**Given task:**
Work through the material below line by line and say how many lines include the word "colors". Only the number, please.

[Figure dataset records]
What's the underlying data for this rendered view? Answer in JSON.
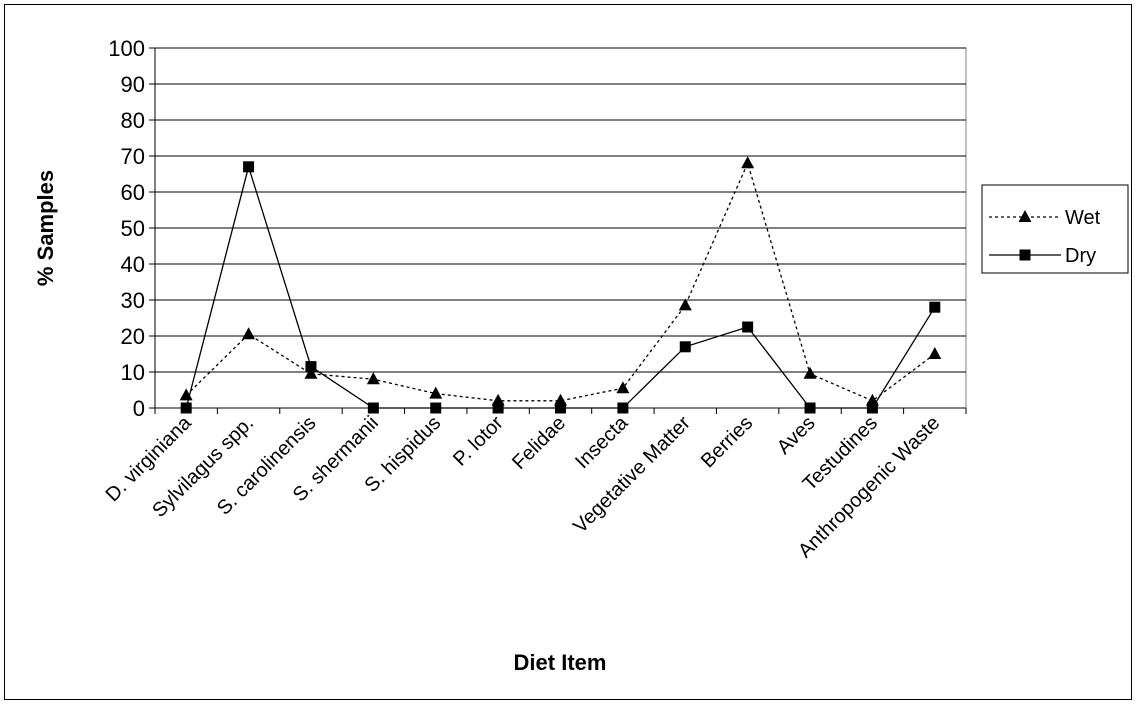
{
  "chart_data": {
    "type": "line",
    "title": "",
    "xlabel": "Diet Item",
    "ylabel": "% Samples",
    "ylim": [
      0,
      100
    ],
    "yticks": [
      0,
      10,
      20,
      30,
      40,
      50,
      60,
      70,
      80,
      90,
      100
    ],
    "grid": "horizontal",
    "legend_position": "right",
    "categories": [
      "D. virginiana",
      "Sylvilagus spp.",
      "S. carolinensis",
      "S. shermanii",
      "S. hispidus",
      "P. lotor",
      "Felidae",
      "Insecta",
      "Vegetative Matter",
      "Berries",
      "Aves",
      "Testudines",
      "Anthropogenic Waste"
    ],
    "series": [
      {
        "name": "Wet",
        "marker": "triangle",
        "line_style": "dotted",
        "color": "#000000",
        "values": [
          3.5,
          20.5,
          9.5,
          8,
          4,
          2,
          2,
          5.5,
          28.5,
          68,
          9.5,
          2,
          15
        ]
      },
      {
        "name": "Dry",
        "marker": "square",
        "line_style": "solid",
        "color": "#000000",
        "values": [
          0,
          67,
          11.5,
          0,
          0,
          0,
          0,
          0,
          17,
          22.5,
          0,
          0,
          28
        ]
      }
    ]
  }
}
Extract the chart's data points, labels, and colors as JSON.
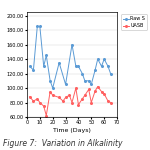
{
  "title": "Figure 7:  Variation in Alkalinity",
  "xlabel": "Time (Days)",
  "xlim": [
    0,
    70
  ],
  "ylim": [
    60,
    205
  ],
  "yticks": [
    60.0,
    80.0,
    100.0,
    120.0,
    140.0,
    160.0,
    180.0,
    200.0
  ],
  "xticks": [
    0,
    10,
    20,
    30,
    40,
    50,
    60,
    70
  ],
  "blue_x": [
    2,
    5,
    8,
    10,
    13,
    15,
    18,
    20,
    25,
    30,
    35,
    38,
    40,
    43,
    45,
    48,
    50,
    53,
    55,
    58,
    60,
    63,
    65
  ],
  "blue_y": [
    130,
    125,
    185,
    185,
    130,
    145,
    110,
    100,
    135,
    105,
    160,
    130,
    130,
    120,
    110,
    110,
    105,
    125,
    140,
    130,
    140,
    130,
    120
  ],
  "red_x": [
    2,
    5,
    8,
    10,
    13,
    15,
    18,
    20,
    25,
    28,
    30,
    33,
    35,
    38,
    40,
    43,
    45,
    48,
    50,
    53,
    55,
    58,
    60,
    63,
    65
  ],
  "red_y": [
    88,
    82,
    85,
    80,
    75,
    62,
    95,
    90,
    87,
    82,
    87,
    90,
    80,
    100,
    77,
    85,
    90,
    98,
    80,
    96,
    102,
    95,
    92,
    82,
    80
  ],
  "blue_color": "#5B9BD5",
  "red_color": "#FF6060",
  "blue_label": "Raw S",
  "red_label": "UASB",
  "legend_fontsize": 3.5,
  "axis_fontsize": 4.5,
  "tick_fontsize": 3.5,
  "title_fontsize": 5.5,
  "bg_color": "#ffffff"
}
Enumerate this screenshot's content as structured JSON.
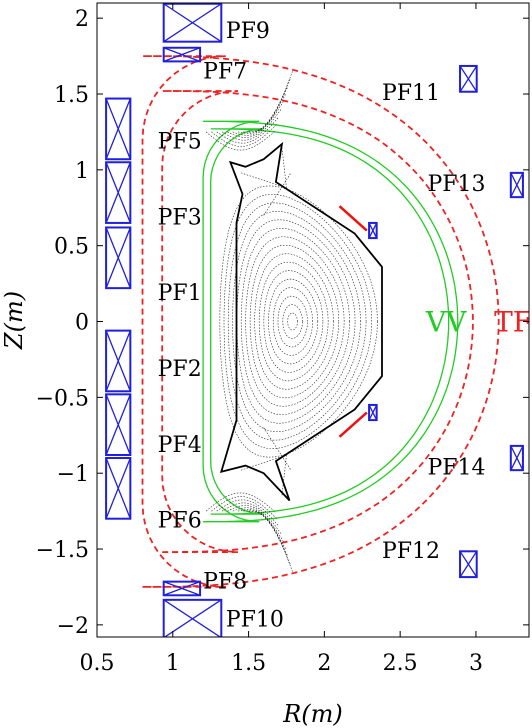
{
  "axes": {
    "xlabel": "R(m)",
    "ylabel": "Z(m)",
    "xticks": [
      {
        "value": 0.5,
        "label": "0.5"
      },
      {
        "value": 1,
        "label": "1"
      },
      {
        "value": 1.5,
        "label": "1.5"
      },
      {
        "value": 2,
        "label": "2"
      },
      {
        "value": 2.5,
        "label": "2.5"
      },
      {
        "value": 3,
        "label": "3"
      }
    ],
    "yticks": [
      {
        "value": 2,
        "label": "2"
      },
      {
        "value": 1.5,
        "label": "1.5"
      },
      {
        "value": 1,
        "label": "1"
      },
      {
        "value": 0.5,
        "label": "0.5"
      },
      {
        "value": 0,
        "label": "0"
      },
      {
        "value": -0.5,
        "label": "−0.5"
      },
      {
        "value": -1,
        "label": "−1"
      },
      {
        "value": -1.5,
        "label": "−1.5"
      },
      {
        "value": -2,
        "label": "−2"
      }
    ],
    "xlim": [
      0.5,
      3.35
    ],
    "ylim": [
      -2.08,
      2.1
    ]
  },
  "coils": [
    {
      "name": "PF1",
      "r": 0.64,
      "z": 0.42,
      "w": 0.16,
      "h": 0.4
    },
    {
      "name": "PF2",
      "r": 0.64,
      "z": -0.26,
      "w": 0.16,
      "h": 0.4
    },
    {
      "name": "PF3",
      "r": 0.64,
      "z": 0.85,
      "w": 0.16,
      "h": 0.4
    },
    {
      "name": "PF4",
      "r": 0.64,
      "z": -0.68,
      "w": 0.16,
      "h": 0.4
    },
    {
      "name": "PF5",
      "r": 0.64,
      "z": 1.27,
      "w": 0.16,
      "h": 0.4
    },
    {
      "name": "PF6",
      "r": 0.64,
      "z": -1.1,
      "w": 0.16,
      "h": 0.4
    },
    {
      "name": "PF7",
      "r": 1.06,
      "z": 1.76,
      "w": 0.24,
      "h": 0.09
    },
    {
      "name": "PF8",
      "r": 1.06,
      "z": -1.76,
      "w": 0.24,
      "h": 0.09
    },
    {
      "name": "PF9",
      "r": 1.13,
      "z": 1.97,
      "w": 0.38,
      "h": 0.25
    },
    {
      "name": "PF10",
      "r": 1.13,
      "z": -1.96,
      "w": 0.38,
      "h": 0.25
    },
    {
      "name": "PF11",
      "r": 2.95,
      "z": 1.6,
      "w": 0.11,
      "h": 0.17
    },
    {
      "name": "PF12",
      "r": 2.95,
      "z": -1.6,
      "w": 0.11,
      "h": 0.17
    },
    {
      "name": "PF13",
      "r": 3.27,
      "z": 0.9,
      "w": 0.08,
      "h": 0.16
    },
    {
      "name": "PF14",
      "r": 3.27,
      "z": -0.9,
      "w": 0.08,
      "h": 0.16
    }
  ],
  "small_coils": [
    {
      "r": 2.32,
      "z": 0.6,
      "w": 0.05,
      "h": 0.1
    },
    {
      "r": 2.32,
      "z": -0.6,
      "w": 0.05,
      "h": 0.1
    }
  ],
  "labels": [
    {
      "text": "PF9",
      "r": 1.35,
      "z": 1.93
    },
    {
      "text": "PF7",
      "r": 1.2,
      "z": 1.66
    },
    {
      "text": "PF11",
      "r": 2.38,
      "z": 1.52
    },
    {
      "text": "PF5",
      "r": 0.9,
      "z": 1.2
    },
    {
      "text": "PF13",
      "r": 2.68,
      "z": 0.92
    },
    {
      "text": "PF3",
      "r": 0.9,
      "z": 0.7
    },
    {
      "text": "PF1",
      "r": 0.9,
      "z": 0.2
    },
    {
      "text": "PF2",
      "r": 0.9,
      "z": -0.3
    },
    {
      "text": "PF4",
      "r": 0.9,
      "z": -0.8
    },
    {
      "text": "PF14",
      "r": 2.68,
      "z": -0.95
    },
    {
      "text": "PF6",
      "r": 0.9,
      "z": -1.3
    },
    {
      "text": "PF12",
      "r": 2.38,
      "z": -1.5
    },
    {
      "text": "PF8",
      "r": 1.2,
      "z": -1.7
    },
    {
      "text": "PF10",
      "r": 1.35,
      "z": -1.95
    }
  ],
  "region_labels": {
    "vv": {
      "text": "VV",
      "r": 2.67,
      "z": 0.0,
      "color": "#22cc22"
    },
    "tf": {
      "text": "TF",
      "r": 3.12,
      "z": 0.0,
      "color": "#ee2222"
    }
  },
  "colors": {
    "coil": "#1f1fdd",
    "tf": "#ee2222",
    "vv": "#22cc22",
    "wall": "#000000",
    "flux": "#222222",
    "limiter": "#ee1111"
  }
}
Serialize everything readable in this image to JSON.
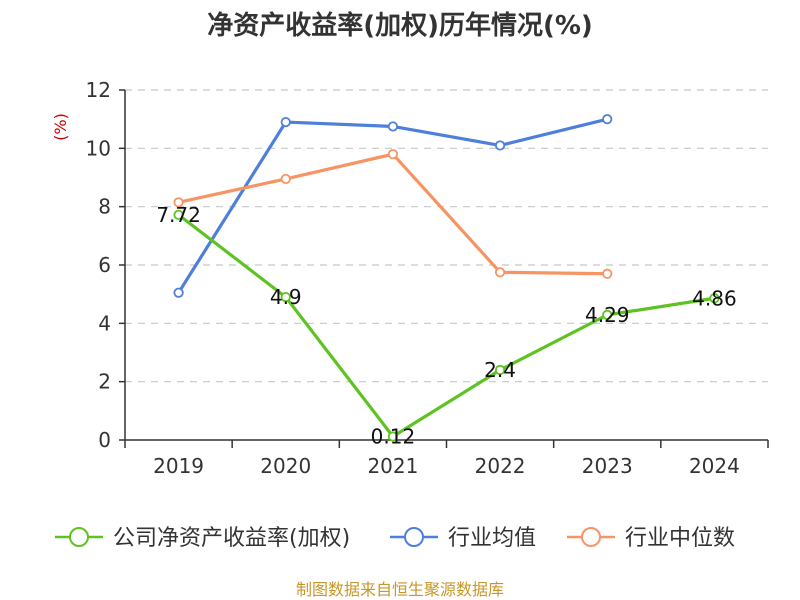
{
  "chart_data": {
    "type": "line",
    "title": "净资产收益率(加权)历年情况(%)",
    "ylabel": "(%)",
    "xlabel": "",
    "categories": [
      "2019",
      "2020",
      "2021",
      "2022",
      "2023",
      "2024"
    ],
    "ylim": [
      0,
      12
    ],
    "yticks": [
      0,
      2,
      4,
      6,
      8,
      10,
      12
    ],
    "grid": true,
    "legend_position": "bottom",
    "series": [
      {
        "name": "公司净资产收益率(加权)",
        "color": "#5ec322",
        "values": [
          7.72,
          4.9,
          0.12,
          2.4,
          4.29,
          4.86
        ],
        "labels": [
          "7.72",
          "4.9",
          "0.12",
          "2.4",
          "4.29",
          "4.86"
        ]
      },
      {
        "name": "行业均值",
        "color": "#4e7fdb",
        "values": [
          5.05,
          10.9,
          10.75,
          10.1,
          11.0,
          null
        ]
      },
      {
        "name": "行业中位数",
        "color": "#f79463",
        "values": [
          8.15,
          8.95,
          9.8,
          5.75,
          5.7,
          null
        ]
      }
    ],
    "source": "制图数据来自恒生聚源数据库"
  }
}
---
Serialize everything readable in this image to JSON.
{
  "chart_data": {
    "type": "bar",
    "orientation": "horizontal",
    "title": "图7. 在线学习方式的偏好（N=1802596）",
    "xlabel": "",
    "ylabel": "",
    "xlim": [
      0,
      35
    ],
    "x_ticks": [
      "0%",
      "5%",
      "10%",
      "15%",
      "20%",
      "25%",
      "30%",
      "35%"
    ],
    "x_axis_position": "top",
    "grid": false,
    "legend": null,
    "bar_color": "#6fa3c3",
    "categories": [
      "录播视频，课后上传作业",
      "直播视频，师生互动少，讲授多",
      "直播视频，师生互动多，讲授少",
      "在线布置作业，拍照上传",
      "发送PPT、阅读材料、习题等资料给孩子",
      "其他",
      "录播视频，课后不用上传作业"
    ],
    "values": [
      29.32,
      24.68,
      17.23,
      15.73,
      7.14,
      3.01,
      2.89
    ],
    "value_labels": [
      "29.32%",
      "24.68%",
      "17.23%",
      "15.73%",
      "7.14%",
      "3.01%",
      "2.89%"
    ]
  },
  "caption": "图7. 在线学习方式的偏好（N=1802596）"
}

**Task result:**
2